** begin Data to process **
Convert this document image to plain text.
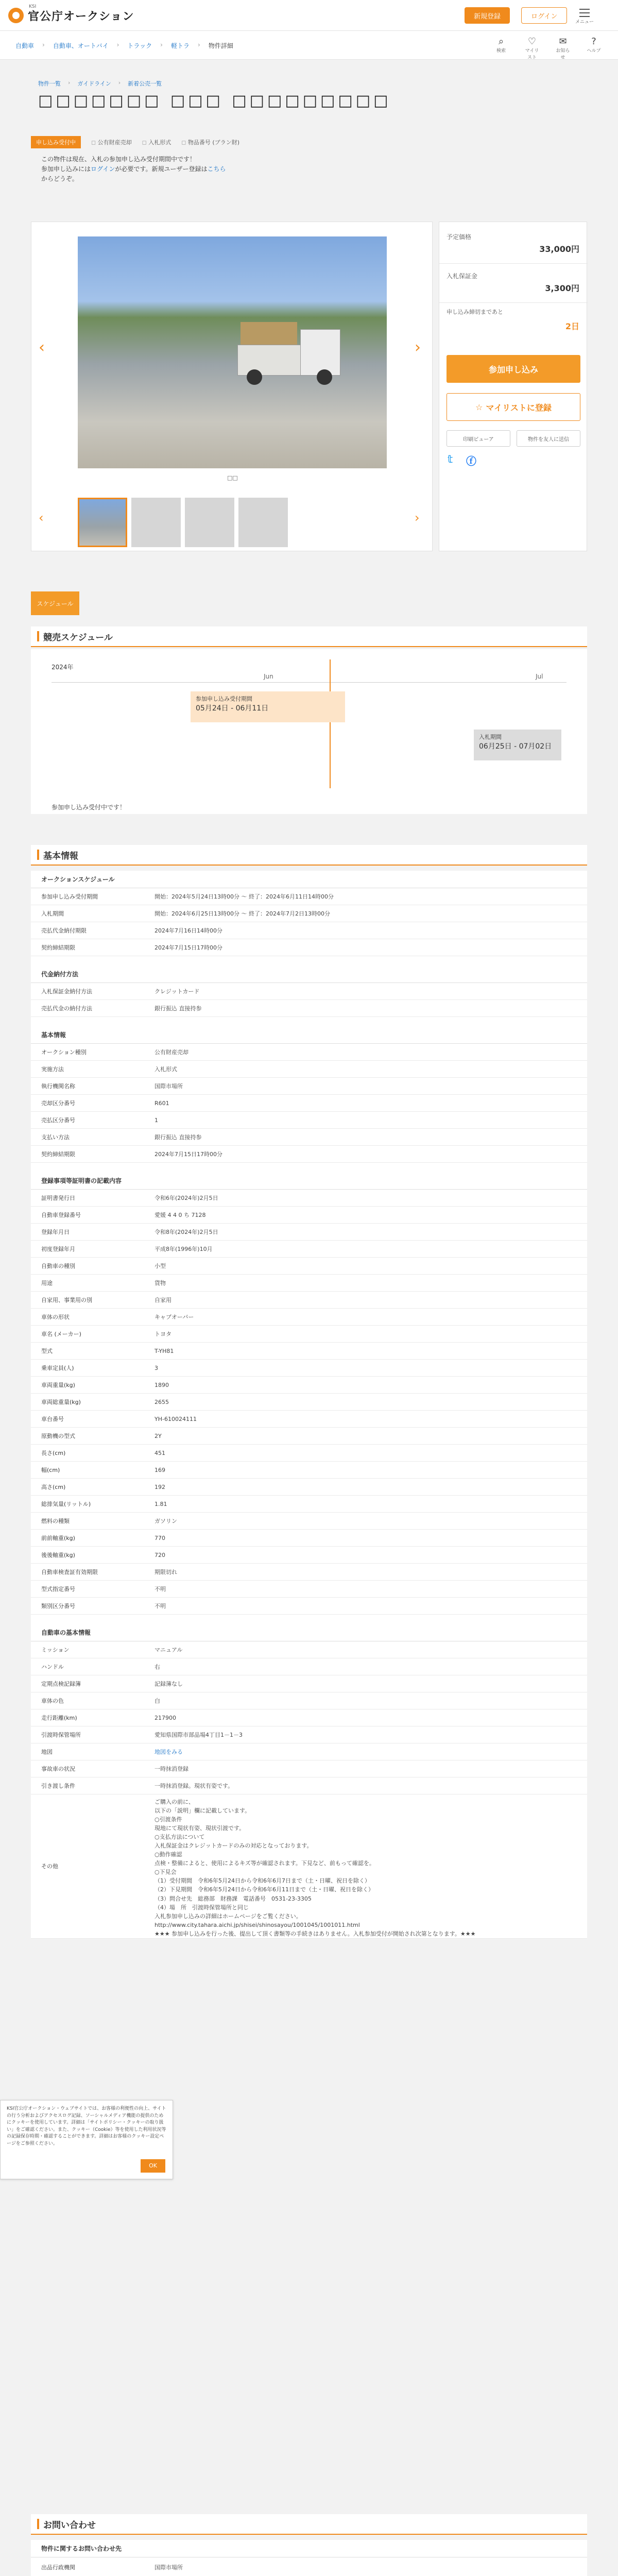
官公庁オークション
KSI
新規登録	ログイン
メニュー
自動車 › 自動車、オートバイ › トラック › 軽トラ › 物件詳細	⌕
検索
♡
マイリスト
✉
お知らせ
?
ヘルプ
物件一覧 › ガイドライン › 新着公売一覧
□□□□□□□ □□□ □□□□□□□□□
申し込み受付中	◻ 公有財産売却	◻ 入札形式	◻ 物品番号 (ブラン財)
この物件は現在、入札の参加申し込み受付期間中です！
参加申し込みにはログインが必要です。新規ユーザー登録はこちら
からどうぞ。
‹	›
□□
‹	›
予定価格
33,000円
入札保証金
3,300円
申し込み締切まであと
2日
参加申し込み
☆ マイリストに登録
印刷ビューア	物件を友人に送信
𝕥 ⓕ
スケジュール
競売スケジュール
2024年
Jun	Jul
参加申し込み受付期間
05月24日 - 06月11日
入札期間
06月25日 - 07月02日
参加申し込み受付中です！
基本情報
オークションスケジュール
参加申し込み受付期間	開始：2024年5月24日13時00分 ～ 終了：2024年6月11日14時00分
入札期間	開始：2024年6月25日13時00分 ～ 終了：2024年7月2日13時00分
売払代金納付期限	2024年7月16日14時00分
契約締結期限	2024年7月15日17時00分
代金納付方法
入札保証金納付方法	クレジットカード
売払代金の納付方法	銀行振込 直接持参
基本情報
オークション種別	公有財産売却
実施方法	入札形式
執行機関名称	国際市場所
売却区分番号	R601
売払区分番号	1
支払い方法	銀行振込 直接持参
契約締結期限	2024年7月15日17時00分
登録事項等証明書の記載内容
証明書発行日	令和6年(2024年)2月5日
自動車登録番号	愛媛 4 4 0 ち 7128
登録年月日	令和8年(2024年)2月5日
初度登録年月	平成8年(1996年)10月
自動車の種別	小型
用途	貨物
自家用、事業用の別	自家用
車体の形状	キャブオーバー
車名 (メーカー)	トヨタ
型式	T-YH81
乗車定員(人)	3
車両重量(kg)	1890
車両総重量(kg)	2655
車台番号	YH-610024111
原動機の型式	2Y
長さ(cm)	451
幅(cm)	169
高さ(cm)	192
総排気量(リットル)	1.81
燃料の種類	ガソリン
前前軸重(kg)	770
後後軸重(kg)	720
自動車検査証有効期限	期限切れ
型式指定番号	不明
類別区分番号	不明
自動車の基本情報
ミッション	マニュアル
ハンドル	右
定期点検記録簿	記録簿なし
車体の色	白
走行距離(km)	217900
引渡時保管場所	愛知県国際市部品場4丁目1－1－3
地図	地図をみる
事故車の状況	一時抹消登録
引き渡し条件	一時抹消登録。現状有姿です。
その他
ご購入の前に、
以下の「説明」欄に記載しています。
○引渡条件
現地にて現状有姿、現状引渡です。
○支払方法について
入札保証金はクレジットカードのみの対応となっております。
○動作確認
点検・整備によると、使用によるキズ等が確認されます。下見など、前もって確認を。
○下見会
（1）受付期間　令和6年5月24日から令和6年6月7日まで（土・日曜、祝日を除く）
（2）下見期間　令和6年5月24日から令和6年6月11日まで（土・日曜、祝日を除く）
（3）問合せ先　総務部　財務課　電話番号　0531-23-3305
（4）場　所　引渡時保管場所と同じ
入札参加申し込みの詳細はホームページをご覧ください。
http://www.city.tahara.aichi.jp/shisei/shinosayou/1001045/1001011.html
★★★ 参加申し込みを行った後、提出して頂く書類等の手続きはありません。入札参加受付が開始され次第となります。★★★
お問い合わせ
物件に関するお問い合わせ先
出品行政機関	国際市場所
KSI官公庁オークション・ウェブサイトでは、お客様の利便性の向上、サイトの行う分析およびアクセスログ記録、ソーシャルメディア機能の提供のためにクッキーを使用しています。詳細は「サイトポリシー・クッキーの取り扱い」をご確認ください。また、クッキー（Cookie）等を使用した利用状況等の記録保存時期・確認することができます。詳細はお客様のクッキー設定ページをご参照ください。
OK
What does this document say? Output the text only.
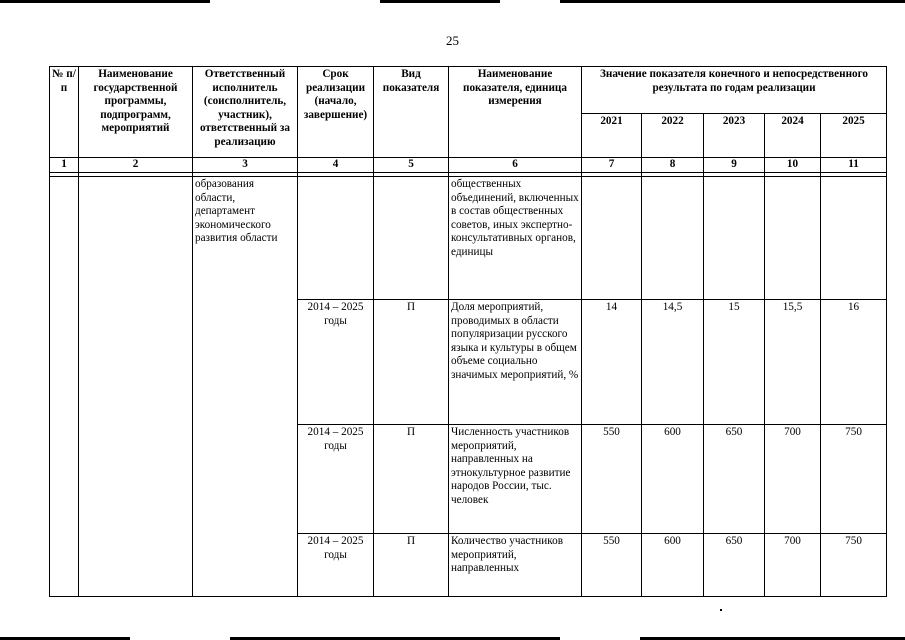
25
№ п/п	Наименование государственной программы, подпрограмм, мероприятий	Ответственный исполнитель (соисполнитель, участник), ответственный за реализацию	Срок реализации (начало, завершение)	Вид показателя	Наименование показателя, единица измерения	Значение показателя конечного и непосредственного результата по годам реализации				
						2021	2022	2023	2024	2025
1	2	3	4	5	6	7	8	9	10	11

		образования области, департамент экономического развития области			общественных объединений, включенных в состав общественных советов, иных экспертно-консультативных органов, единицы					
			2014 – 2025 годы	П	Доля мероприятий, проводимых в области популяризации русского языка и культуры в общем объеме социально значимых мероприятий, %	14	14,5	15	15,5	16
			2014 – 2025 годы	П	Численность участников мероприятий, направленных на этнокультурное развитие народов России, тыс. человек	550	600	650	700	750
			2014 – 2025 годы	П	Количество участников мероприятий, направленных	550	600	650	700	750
** end Data to process **
** begin Data to process **
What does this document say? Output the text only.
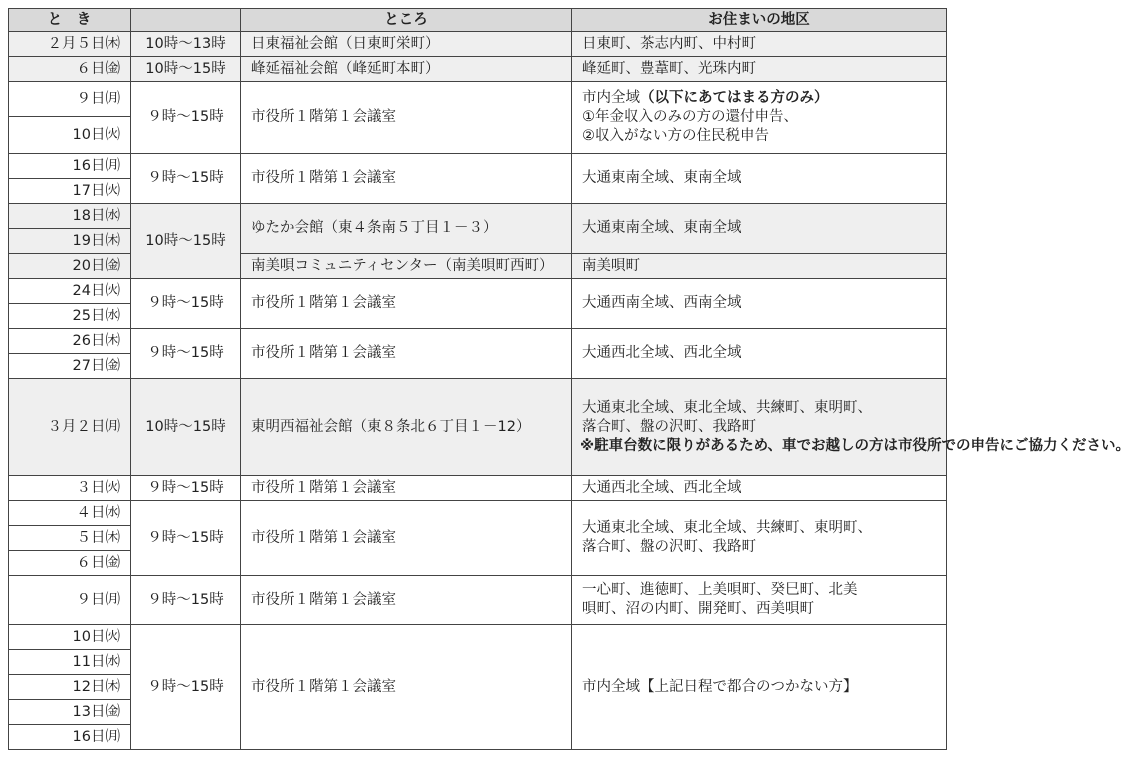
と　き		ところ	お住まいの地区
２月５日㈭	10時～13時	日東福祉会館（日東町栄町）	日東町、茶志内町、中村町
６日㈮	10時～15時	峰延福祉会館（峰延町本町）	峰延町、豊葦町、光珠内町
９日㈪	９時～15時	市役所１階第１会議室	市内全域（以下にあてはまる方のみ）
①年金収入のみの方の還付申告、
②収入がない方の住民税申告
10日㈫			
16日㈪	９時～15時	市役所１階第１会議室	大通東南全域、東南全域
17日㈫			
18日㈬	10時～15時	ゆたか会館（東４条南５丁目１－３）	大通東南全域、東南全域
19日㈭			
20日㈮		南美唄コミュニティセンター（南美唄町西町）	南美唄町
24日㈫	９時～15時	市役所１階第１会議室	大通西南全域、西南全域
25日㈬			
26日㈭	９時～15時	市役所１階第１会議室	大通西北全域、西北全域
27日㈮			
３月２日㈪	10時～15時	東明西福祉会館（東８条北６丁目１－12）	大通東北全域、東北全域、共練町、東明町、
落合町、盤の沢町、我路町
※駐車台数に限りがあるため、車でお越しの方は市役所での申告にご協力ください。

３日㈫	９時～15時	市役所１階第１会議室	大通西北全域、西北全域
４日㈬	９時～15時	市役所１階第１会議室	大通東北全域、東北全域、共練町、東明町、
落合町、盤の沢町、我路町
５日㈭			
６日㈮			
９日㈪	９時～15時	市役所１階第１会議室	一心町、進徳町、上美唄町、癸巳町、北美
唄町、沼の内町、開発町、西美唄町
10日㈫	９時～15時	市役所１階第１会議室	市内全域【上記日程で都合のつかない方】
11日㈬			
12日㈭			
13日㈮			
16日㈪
** end Data to process **
** begin Data to process **
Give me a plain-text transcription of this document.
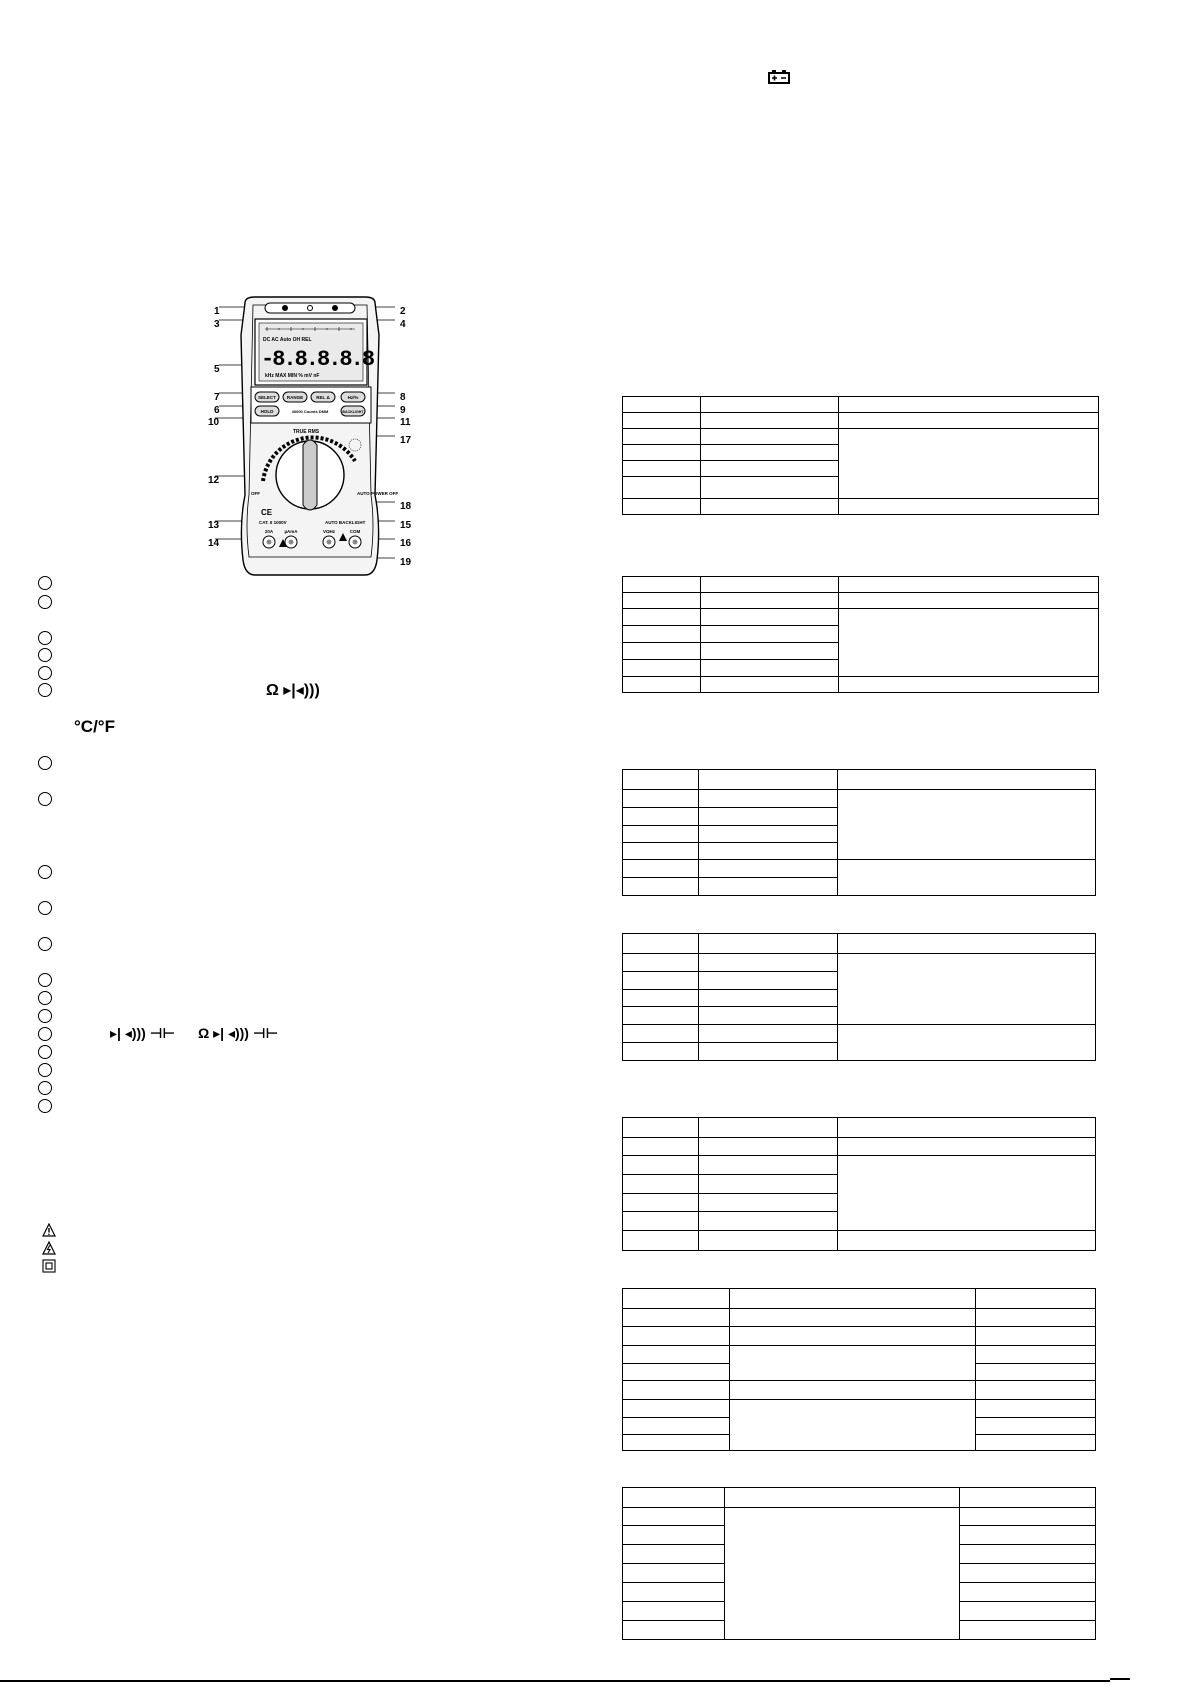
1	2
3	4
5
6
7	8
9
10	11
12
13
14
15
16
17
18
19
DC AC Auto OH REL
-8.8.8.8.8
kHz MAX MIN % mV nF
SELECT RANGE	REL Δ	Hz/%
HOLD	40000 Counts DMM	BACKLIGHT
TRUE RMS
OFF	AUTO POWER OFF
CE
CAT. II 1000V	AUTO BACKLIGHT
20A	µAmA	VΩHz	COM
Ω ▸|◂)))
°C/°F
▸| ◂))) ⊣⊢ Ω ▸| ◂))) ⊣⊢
** end Data to process **
Goal:
Return the lines of the records that include the string "области".

Reply to the task:
		образования области, департамент экономического развития области			общественных объединений, включенных в состав общественных советов, иных экспертно-консультативных органов, единицы					
			2014 – 2025 годы	П	Доля мероприятий, проводимых в области популяризации русского языка и культуры в общем объеме социально значимых мероприятий, %	14	14,5	15	15,5	16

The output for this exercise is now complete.